**Given instruction:**
Without the images, write out the whole listing exactly.
** start Dataset rows **
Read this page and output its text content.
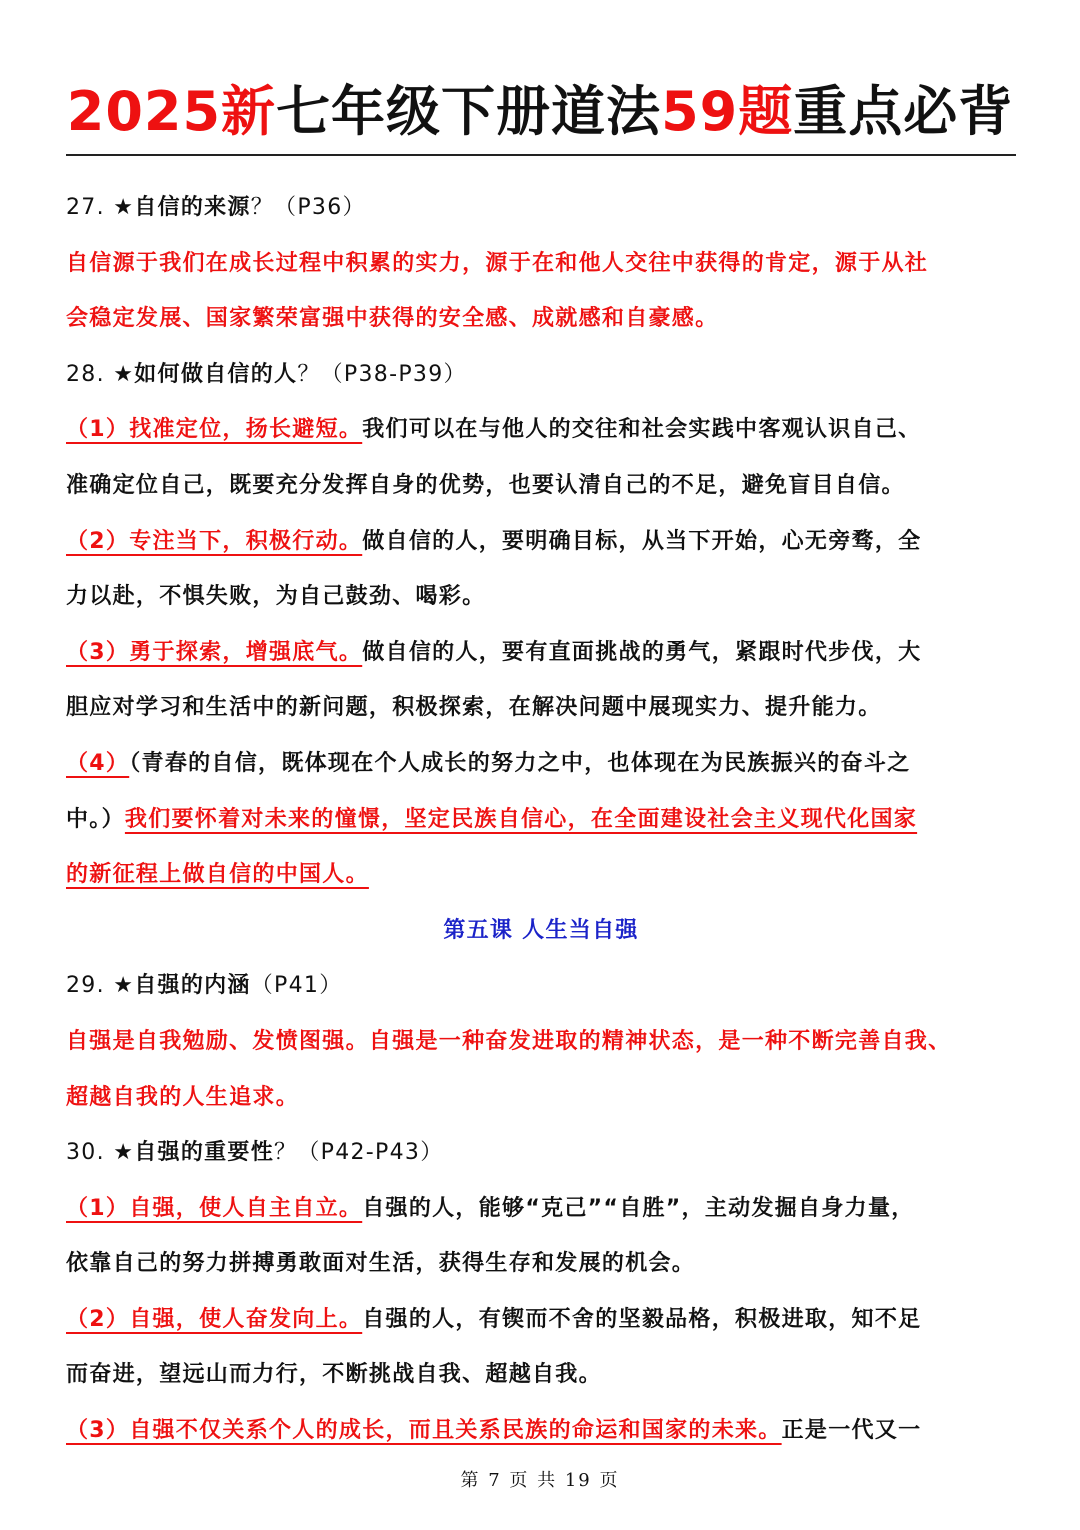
2025新七年级下册道法59题重点必背
27. ★自信的来源？（P36）
自信源于我们在成长过程中积累的实力，源于在和他人交往中获得的肯定，源于从社
会稳定发展、国家繁荣富强中获得的安全感、成就感和自豪感。
28. ★如何做自信的人？（P38-P39）
（1）找准定位，扬长避短。我们可以在与他人的交往和社会实践中客观认识自己、
准确定位自己，既要充分发挥自身的优势，也要认清自己的不足，避免盲目自信。
（2）专注当下，积极行动。做自信的人，要明确目标，从当下开始，心无旁骛，全
力以赴，不惧失败，为自己鼓劲、喝彩。
（3）勇于探索，增强底气。做自信的人，要有直面挑战的勇气，紧跟时代步伐，大
胆应对学习和生活中的新问题，积极探索，在解决问题中展现实力、提升能力。
（4）（青春的自信，既体现在个人成长的努力之中，也体现在为民族振兴的奋斗之
中。）我们要怀着对未来的憧憬，坚定民族自信心，在全面建设社会主义现代化国家
的新征程上做自信的中国人。
第五课 人生当自强
29. ★自强的内涵（P41）
自强是自我勉励、发愤图强。自强是一种奋发进取的精神状态，是一种不断完善自我、
超越自我的人生追求。
30. ★自强的重要性？（P42-P43）
（1）自强，使人自主自立。自强的人，能够“克己”“自胜”，主动发掘自身力量，
依靠自己的努力拼搏勇敢面对生活，获得生存和发展的机会。
（2）自强，使人奋发向上。自强的人，有锲而不舍的坚毅品格，积极进取，知不足
而奋进，望远山而力行，不断挑战自我、超越自我。
（3）自强不仅关系个人的成长，而且关系民族的命运和国家的未来。正是一代又一
第 7 页 共 19 页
** end Dataset rows **
**Written solution:**
Read this page and output its text content.
2025新七年级下册道法59题重点必背
27. ★自信的来源？（P36）
自信源于我们在成长过程中积累的实力，源于在和他人交往中获得的肯定，源于从社
会稳定发展、国家繁荣富强中获得的安全感、成就感和自豪感。
28. ★如何做自信的人？（P38-P39）
（1）找准定位，扬长避短。我们可以在与他人的交往和社会实践中客观认识自己、
准确定位自己，既要充分发挥自身的优势，也要认清自己的不足，避免盲目自信。
（2）专注当下，积极行动。做自信的人，要明确目标，从当下开始，心无旁骛，全
力以赴，不惧失败，为自己鼓劲、喝彩。
（3）勇于探索，增强底气。做自信的人，要有直面挑战的勇气，紧跟时代步伐，大
胆应对学习和生活中的新问题，积极探索，在解决问题中展现实力、提升能力。
（4）（青春的自信，既体现在个人成长的努力之中，也体现在为民族振兴的奋斗之
中。）我们要怀着对未来的憧憬，坚定民族自信心，在全面建设社会主义现代化国家
的新征程上做自信的中国人。
第五课 人生当自强
29. ★自强的内涵（P41）
自强是自我勉励、发愤图强。自强是一种奋发进取的精神状态，是一种不断完善自我、
超越自我的人生追求。
30. ★自强的重要性？（P42-P43）
（1）自强，使人自主自立。自强的人，能够“克己”“自胜”，主动发掘自身力量，
依靠自己的努力拼搏勇敢面对生活，获得生存和发展的机会。
（2）自强，使人奋发向上。自强的人，有锲而不舍的坚毅品格，积极进取，知不足
而奋进，望远山而力行，不断挑战自我、超越自我。
（3）自强不仅关系个人的成长，而且关系民族的命运和国家的未来。正是一代又一
第 7 页 共 19 页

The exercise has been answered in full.